Stored data
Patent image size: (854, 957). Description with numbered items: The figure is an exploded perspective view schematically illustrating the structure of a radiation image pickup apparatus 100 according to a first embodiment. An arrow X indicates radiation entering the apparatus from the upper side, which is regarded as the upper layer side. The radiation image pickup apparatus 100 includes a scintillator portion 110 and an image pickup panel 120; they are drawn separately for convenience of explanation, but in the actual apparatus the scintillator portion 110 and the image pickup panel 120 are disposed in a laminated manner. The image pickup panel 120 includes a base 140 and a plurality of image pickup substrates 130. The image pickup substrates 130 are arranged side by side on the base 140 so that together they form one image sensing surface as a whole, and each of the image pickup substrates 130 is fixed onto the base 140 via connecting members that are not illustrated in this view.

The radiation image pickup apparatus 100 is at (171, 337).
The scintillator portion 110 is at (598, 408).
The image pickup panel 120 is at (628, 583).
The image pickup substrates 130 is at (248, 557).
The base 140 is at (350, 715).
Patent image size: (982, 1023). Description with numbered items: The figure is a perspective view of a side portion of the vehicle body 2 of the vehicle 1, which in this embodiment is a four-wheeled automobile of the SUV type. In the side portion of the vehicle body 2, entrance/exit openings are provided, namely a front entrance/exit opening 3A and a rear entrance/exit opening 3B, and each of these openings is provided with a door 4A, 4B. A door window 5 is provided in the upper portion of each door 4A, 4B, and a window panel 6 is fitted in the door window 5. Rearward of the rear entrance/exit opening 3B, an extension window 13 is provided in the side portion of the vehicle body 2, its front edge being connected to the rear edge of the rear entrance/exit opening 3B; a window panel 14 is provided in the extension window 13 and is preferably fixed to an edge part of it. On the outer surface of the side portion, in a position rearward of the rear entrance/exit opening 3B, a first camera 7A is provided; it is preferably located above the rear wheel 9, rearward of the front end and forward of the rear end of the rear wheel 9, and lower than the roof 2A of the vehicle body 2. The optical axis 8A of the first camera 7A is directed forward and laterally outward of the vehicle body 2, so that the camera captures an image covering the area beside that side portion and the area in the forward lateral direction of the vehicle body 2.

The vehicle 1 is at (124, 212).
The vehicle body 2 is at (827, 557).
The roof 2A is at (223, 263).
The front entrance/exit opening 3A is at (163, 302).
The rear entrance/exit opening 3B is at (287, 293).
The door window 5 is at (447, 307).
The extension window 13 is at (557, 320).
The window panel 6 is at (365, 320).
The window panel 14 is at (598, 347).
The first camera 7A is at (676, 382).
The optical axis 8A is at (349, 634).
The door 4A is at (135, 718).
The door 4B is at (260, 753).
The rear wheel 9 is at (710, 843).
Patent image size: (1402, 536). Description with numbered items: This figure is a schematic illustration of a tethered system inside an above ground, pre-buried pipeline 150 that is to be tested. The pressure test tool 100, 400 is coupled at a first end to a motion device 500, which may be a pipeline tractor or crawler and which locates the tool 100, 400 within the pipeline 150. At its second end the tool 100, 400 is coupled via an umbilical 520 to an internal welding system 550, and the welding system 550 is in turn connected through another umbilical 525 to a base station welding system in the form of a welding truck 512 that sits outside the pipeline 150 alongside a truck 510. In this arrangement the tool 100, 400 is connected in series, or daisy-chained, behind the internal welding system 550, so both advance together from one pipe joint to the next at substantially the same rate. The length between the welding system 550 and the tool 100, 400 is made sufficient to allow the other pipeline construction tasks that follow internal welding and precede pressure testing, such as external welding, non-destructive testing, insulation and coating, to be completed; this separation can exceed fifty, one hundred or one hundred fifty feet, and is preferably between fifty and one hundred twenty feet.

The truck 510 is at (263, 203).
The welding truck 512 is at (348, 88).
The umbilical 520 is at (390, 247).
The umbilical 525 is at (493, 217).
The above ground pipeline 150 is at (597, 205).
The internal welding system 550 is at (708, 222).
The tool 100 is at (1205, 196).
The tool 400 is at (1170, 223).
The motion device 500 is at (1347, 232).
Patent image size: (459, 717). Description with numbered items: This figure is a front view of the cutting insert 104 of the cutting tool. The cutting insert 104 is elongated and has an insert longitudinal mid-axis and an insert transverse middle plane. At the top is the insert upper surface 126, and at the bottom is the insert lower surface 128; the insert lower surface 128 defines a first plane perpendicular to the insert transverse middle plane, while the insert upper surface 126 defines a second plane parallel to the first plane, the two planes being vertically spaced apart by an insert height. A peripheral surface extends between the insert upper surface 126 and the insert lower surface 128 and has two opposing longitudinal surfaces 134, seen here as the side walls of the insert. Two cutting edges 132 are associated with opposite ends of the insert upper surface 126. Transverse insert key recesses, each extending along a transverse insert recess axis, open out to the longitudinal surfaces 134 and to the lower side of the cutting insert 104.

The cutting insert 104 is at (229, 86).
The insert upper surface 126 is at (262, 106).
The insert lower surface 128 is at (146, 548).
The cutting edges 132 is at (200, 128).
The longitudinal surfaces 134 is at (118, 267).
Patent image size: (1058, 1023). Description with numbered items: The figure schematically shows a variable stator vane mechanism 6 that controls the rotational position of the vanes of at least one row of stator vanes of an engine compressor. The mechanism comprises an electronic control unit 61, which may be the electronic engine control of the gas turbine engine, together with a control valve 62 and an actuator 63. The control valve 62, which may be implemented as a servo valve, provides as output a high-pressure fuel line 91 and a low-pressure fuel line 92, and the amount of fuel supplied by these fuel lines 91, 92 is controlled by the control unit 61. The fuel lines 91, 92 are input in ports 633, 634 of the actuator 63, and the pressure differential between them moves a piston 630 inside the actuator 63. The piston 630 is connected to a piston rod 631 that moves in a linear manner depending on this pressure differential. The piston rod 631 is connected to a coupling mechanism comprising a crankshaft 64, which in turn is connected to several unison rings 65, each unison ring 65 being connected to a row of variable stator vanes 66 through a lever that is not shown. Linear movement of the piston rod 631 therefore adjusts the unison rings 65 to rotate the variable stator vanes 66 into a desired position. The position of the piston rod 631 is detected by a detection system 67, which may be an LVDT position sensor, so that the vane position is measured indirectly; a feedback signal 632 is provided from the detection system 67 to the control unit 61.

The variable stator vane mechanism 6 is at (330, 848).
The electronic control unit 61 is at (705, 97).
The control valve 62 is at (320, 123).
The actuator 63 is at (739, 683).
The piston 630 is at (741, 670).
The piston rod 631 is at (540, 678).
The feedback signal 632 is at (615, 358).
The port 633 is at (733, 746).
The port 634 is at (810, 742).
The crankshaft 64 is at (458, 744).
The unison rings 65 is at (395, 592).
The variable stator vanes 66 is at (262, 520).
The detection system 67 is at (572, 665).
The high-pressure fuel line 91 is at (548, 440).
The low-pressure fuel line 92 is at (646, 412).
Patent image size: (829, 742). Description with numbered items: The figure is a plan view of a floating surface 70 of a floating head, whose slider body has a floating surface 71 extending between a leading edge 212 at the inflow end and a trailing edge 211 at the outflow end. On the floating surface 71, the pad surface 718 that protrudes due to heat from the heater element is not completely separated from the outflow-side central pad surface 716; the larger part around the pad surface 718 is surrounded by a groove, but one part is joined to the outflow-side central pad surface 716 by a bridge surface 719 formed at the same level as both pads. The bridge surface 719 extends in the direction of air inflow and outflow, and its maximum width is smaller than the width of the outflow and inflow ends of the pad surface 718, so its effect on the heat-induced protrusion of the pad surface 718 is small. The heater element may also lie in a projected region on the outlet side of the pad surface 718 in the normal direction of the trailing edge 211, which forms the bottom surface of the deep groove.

What the exercise asks.
Reproduce all of the items above word for word, leaving none out.

Complete response.
Patent image size: (854, 957). Description with numbered items: The figure is an exploded perspective view schematically illustrating the structure of a radiation image pickup apparatus 100 according to a first embodiment. An arrow X indicates radiation entering the apparatus from the upper side, which is regarded as the upper layer side. The radiation image pickup apparatus 100 includes a scintillator portion 110 and an image pickup panel 120; they are drawn separately for convenience of explanation, but in the actual apparatus the scintillator portion 110 and the image pickup panel 120 are disposed in a laminated manner. The image pickup panel 120 includes a base 140 and a plurality of image pickup substrates 130. The image pickup substrates 130 are arranged side by side on the base 140 so that together they form one image sensing surface as a whole, and each of the image pickup substrates 130 is fixed onto the base 140 via connecting members that are not illustrated in this view.

The radiation image pickup apparatus 100 is at (171, 337).
The scintillator portion 110 is at (598, 408).
The image pickup panel 120 is at (628, 583).
The image pickup substrates 130 is at (248, 557).
The base 140 is at (350, 715).
Patent image size: (982, 1023). Description with numbered items: The figure is a perspective view of a side portion of the vehicle body 2 of the vehicle 1, which in this embodiment is a four-wheeled automobile of the SUV type. In the side portion of the vehicle body 2, entrance/exit openings are provided, namely a front entrance/exit opening 3A and a rear entrance/exit opening 3B, and each of these openings is provided with a door 4A, 4B. A door window 5 is provided in the upper portion of each door 4A, 4B, and a window panel 6 is fitted in the door window 5. Rearward of the rear entrance/exit opening 3B, an extension window 13 is provided in the side portion of the vehicle body 2, its front edge being connected to the rear edge of the rear entrance/exit opening 3B; a window panel 14 is provided in the extension window 13 and is preferably fixed to an edge part of it. On the outer surface of the side portion, in a position rearward of the rear entrance/exit opening 3B, a first camera 7A is provided; it is preferably located above the rear wheel 9, rearward of the front end and forward of the rear end of the rear wheel 9, and lower than the roof 2A of the vehicle body 2. The optical axis 8A of the first camera 7A is directed forward and laterally outward of the vehicle body 2, so that the camera captures an image covering the area beside that side portion and the area in the forward lateral direction of the vehicle body 2.

The vehicle 1 is at (124, 212).
The vehicle body 2 is at (827, 557).
The roof 2A is at (223, 263).
The front entrance/exit opening 3A is at (163, 302).
The rear entrance/exit opening 3B is at (287, 293).
The door window 5 is at (447, 307).
The extension window 13 is at (557, 320).
The window panel 6 is at (365, 320).
The window panel 14 is at (598, 347).
The first camera 7A is at (676, 382).
The optical axis 8A is at (349, 634).
The door 4A is at (135, 718).
The door 4B is at (260, 753).
The rear wheel 9 is at (710, 843).
Patent image size: (1402, 536). Description with numbered items: This figure is a schematic illustration of a tethered system inside an above ground, pre-buried pipeline 150 that is to be tested. The pressure test tool 100, 400 is coupled at a first end to a motion device 500, which may be a pipeline tractor or crawler and which locates the tool 100, 400 within the pipeline 150. At its second end the tool 100, 400 is coupled via an umbilical 520 to an internal welding system 550, and the welding system 550 is in turn connected through another umbilical 525 to a base station welding system in the form of a welding truck 512 that sits outside the pipeline 150 alongside a truck 510. In this arrangement the tool 100, 400 is connected in series, or daisy-chained, behind the internal welding system 550, so both advance together from one pipe joint to the next at substantially the same rate. The length between the welding system 550 and the tool 100, 400 is made sufficient to allow the other pipeline construction tasks that follow internal welding and precede pressure testing, such as external welding, non-destructive testing, insulation and coating, to be completed; this separation can exceed fifty, one hundred or one hundred fifty feet, and is preferably between fifty and one hundred twenty feet.

The truck 510 is at (263, 203).
The welding truck 512 is at (348, 88).
The umbilical 520 is at (390, 247).
The umbilical 525 is at (493, 217).
The above ground pipeline 150 is at (597, 205).
The internal welding system 550 is at (708, 222).
The tool 100 is at (1205, 196).
The tool 400 is at (1170, 223).
The motion device 500 is at (1347, 232).
Patent image size: (459, 717). Description with numbered items: This figure is a front view of the cutting insert 104 of the cutting tool. The cutting insert 104 is elongated and has an insert longitudinal mid-axis and an insert transverse middle plane. At the top is the insert upper surface 126, and at the bottom is the insert lower surface 128; the insert lower surface 128 defines a first plane perpendicular to the insert transverse middle plane, while the insert upper surface 126 defines a second plane parallel to the first plane, the two planes being vertically spaced apart by an insert height. A peripheral surface extends between the insert upper surface 126 and the insert lower surface 128 and has two opposing longitudinal surfaces 134, seen here as the side walls of the insert. Two cutting edges 132 are associated with opposite ends of the insert upper surface 126. Transverse insert key recesses, each extending along a transverse insert recess axis, open out to the longitudinal surfaces 134 and to the lower side of the cutting insert 104.

The cutting insert 104 is at (229, 86).
The insert upper surface 126 is at (262, 106).
The insert lower surface 128 is at (146, 548).
The cutting edges 132 is at (200, 128).
The longitudinal surfaces 134 is at (118, 267).
Patent image size: (1058, 1023). Description with numbered items: The figure schematically shows a variable stator vane mechanism 6 that controls the rotational position of the vanes of at least one row of stator vanes of an engine compressor. The mechanism comprises an electronic control unit 61, which may be the electronic engine control of the gas turbine engine, together with a control valve 62 and an actuator 63. The control valve 62, which may be implemented as a servo valve, provides as output a high-pressure fuel line 91 and a low-pressure fuel line 92, and the amount of fuel supplied by these fuel lines 91, 92 is controlled by the control unit 61. The fuel lines 91, 92 are input in ports 633, 634 of the actuator 63, and the pressure differential between them moves a piston 630 inside the actuator 63. The piston 630 is connected to a piston rod 631 that moves in a linear manner depending on this pressure differential. The piston rod 631 is connected to a coupling mechanism comprising a crankshaft 64, which in turn is connected to several unison rings 65, each unison ring 65 being connected to a row of variable stator vanes 66 through a lever that is not shown. Linear movement of the piston rod 631 therefore adjusts the unison rings 65 to rotate the variable stator vanes 66 into a desired position. The position of the piston rod 631 is detected by a detection system 67, which may be an LVDT position sensor, so that the vane position is measured indirectly; a feedback signal 632 is provided from the detection system 67 to the control unit 61.

The variable stator vane mechanism 6 is at (330, 848).
The electronic control unit 61 is at (705, 97).
The control valve 62 is at (320, 123).
The actuator 63 is at (739, 683).
The piston 630 is at (741, 670).
The piston rod 631 is at (540, 678).
The feedback signal 632 is at (615, 358).
The port 633 is at (733, 746).
The port 634 is at (810, 742).
The crankshaft 64 is at (458, 744).
The unison rings 65 is at (395, 592).
The variable stator vanes 66 is at (262, 520).
The detection system 67 is at (572, 665).
The high-pressure fuel line 91 is at (548, 440).
The low-pressure fuel line 92 is at (646, 412).
Patent image size: (829, 742). Description with numbered items: The figure is a plan view of a floating surface 70 of a floating head, whose slider body has a floating surface 71 extending between a leading edge 212 at the inflow end and a trailing edge 211 at the outflow end. On the floating surface 71, the pad surface 718 that protrudes due to heat from the heater element is not completely separated from the outflow-side central pad surface 716; the larger part around the pad surface 718 is surrounded by a groove, but one part is joined to the outflow-side central pad surface 716 by a bridge surface 719 formed at the same level as both pads. The bridge surface 719 extends in the direction of air inflow and outflow, and its maximum width is smaller than the width of the outflow and inflow ends of the pad surface 718, so its effect on the heat-induced protrusion of the pad surface 718 is small. The heater element may also lie in a projected region on the outlet side of the pad surface 718 in the normal direction of the trailing edge 211, which forms the bottom surface of the deep groove.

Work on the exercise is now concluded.